--- START Data in this exercise ---
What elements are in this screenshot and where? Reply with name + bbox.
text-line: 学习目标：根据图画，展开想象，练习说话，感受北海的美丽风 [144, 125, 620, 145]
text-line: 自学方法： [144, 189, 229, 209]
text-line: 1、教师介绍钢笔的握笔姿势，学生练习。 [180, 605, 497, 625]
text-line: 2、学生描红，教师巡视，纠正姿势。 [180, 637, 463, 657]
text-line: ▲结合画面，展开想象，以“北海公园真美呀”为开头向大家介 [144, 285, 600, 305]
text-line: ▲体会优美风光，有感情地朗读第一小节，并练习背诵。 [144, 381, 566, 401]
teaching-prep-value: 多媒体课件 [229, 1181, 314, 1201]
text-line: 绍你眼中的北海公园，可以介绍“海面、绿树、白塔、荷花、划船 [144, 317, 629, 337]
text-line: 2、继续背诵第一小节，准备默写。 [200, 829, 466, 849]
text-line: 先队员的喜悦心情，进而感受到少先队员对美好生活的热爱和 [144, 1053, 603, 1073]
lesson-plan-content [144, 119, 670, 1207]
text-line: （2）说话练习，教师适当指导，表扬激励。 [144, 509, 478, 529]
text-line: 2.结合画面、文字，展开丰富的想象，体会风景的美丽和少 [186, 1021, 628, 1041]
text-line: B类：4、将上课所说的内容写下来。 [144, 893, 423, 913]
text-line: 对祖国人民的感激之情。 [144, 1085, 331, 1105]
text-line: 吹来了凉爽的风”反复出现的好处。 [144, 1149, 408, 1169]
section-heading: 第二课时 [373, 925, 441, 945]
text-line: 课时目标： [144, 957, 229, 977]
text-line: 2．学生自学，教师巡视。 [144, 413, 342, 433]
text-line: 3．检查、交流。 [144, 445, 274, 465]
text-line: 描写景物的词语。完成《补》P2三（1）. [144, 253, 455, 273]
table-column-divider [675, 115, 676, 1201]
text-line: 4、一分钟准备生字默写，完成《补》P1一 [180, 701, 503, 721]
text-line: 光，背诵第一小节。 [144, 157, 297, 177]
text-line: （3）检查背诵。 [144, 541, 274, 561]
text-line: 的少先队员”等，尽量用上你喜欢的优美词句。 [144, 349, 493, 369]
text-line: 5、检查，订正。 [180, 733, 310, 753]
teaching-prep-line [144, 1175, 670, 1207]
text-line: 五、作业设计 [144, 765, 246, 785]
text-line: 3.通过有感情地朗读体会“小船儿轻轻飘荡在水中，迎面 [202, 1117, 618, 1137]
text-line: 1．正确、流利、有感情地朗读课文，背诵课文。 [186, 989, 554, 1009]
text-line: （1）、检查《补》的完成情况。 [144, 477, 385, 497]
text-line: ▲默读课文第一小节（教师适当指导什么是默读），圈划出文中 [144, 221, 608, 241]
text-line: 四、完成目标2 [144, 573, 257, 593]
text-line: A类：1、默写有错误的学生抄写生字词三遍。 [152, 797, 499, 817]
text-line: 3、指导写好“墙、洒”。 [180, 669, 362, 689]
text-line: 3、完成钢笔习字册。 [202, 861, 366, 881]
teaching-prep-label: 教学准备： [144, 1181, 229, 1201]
--- END Data in this exercise ---
Rewrite the records from their start through the line containing "text-line: 1、教师介绍钢笔的握笔姿势，学生练习。 [180, 605, 497, 625]", replacing "screenshot" with "image" and leaving everything else unchanged. Give only those lines.

_Task output:_
What elements are in this image and where? Reply with name + bbox.
text-line: 学习目标：根据图画，展开想象，练习说话，感受北海的美丽风 [144, 125, 620, 145]
text-line: 自学方法： [144, 189, 229, 209]
text-line: 1、教师介绍钢笔的握笔姿势，学生练习。 [180, 605, 497, 625]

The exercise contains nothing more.